** START PAGE TEXT **

# Warre Hive Project



## Slee (Jun 22, 2009)

For those of you who maybe interested I have decided to build a Warre Hive and document the construction, design and cost of the project. I know many of you have already built a Warre Hive but this will be my first.
I will add the measurements and pics for those of you who wish to follow along.
I have started the project and have spent $23 so far on lumber. I purchased two 1x10x12 from Lowes and that will give me the ability to build four boxes. I will list all the lumber and prices as I purchase it.
I rounded off the measurements I found online just to make the cutting and construction easier. The front was 11.8 inches and I rounded that off to 12 inches. The side was 13.4 and I rounded off to 13.5. The depth of the box was 8.3 inches and I am using 8.25 inches. I added 1.5 inches (side 15" front 13.5") to the sides and the fronts because I am building the boxes using box joints. If you are just using butt joints you can just use the first measurements.
Here are the picks of my first cuts. You will notice that in front of the sides and the fronts is a pile of wood strips. I used the left over pieces of wood to cut strips for use in the top bars later on.
I am planning on build the boxes this weekend.

** END PAGE TEXT **
** START DATASET RECORDS **

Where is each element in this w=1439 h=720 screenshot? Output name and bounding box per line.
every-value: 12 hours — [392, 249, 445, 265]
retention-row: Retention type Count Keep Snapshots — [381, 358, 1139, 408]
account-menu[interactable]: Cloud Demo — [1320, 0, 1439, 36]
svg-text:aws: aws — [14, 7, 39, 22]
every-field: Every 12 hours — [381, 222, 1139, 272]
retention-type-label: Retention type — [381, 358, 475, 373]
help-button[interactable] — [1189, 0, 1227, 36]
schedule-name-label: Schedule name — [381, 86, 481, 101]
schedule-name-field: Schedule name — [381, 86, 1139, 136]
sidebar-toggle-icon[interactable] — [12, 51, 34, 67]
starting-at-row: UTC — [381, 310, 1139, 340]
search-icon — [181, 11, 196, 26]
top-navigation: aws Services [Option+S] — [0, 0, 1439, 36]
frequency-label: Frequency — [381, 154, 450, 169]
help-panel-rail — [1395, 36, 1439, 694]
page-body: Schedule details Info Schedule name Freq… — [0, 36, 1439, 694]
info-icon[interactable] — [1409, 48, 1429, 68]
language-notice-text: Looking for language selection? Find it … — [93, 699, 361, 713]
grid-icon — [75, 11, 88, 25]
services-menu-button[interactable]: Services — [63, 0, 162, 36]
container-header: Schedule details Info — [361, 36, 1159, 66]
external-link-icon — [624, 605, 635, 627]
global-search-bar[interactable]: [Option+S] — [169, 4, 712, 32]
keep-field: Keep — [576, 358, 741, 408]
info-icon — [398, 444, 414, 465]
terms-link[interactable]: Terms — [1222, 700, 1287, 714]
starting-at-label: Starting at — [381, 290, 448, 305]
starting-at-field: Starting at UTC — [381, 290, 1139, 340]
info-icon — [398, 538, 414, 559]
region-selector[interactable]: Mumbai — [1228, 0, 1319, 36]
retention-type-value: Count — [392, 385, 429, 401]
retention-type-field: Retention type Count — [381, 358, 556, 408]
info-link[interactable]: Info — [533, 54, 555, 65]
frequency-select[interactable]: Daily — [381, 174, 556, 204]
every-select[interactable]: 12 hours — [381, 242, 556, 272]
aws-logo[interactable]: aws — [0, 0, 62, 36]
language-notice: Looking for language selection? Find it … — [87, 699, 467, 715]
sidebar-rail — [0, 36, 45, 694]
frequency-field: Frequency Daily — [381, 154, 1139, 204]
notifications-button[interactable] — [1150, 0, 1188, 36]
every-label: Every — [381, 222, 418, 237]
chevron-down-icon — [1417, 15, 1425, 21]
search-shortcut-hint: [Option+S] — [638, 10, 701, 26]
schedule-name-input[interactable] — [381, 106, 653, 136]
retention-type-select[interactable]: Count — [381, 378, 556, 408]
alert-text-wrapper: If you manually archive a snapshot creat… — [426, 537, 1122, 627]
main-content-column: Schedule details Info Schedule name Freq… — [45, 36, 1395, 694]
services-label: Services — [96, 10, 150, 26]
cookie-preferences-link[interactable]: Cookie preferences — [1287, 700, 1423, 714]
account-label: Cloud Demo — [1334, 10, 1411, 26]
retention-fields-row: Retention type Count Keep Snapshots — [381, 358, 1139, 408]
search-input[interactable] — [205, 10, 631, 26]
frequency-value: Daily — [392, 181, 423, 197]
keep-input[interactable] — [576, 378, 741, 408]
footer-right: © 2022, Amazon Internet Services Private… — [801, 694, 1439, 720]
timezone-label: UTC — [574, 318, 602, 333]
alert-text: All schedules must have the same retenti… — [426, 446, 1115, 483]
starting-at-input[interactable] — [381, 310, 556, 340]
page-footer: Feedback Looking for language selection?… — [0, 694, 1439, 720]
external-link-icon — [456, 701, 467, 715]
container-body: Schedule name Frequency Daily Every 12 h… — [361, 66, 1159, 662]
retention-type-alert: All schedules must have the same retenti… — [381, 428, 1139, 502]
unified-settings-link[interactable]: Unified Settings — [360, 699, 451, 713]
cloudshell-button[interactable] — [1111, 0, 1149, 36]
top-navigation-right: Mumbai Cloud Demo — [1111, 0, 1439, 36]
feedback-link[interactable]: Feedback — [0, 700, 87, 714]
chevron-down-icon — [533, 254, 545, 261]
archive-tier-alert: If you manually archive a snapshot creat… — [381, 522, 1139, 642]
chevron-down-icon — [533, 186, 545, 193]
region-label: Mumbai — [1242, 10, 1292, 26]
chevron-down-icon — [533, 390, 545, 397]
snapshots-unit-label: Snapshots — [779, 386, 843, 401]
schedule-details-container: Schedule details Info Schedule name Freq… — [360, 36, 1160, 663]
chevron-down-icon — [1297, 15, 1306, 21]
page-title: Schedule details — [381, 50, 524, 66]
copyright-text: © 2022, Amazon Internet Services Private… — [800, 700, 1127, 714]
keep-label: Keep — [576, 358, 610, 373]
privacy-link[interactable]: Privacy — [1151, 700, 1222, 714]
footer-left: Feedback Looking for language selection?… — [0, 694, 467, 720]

** END DATASET RECORDS **

> **OBJECTIVES**
1 > Pick out every row that contains the string "help", matching its case exactly.
2 > Carry the Warre hive thread forward, starting right after its last sentence.
The Warre hive thread and the rows come from separate sources.

> **EXERCISE RESPONSES**
1 >
help-button[interactable] — [1189, 0, 1227, 36]
help-panel-rail — [1395, 36, 1439, 694]

2 >
http://s683.photobucket.com/albums/vv199/hdimensions/


----------



## 11x (May 14, 2009)

what do you use for frames in these hives?


----------



## Beethinking (Jun 2, 2008)

11x said:


> what do you use for frames in these hives?


They do not use frames: 

http://warre.biobees.com/

Cheers,
Matt


----------



## Beethinking (Jun 2, 2008)

Slee,

I look forward to seeing your progress! I started 12 Warre hives this Spring. 

Matt


----------



## Milan-Slovakia (Sep 30, 2009)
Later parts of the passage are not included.